— What the task requires —
Please locate every line below that contains the string "component" and copy each one out in full.

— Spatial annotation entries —
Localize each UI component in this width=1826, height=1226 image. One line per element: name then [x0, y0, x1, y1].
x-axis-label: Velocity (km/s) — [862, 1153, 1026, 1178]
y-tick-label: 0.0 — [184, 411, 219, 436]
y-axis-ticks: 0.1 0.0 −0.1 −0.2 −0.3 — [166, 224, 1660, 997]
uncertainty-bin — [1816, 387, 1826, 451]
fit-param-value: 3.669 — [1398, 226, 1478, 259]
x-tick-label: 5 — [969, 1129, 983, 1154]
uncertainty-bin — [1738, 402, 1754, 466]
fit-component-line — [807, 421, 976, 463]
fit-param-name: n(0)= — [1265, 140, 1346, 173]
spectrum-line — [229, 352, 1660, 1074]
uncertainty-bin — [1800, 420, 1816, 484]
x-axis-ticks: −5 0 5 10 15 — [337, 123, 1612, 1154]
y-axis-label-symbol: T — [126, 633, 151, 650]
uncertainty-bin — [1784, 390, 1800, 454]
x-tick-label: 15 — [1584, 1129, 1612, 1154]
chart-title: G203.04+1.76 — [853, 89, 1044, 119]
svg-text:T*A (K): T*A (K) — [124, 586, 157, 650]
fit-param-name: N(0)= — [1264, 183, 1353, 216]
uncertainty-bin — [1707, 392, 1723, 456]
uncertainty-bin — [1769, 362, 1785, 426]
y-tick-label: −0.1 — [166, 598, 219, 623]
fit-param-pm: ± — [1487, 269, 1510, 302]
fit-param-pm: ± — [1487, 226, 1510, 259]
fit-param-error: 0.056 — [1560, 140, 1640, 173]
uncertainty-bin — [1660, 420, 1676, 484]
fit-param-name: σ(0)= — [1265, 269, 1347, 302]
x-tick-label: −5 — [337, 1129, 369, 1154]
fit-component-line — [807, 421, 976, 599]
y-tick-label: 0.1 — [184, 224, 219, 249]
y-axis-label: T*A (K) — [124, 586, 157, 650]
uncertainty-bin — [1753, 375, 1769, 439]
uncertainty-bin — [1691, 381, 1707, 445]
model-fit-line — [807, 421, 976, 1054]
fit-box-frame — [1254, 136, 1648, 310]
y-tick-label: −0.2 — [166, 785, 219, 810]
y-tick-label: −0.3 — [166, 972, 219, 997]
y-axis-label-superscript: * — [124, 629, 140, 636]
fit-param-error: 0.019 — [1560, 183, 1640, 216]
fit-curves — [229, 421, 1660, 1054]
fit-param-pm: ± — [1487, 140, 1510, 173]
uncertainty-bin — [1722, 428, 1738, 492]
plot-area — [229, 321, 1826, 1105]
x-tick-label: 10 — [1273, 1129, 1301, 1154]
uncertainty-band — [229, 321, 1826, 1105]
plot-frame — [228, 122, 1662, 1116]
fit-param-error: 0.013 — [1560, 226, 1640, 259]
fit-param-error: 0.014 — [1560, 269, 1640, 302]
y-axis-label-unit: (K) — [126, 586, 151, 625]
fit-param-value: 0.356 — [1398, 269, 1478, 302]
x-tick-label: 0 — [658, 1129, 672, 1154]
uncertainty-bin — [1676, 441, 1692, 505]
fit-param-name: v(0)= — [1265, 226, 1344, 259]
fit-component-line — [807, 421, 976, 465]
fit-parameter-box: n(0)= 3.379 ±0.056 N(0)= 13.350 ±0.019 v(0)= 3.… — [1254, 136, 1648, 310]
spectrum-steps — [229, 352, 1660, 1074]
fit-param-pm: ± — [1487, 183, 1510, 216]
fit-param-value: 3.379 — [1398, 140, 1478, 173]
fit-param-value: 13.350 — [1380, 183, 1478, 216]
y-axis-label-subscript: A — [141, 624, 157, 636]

— Task solution —
Localize each UI component in this width=1826, height=1226 image. One line per element: name then [x0, y0, x1, y1].
fit-component-line — [807, 421, 976, 463]
fit-component-line — [807, 421, 976, 599]
fit-component-line — [807, 421, 976, 465]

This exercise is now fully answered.